[Stored data]
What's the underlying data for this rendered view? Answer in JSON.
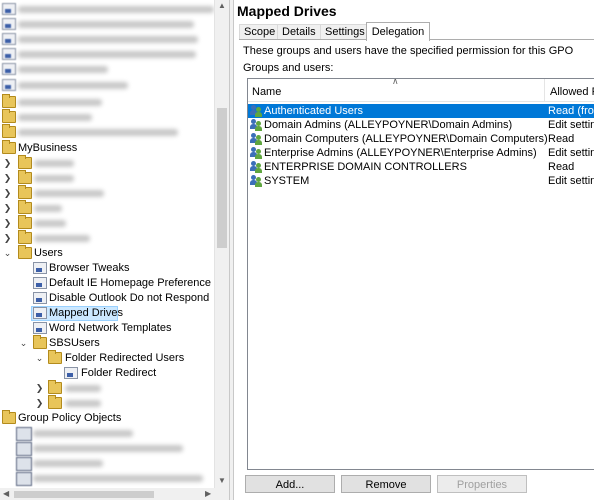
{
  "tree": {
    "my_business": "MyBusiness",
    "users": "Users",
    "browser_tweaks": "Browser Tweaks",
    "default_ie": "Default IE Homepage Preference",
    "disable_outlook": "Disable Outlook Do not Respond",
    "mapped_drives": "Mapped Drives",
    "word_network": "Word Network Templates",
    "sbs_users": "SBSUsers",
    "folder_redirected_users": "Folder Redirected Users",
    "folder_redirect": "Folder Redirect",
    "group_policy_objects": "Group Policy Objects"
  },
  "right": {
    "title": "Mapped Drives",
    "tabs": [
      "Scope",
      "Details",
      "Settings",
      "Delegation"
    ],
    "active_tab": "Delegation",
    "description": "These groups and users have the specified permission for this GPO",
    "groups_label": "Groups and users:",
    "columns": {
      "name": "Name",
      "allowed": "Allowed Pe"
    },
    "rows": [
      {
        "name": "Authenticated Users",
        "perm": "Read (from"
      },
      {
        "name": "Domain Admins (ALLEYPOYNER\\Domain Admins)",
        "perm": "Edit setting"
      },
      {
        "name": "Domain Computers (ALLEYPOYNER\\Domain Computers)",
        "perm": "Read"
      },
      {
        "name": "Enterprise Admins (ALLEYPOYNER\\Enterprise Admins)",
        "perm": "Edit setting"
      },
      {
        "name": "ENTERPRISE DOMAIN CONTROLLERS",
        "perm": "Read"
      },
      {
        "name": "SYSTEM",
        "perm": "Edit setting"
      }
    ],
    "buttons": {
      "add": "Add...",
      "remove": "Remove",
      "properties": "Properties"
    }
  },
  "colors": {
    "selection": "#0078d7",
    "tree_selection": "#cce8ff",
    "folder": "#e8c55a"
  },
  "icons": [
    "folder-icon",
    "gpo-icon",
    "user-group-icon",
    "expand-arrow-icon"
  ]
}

> Short problem
Collect every line with the string "Admins" from the records, and copy each.

> Task response
        "name": "Domain Admins (ALLEYPOYNER\\Domain Admins)",
        "name": "Enterprise Admins (ALLEYPOYNER\\Enterprise Admins)",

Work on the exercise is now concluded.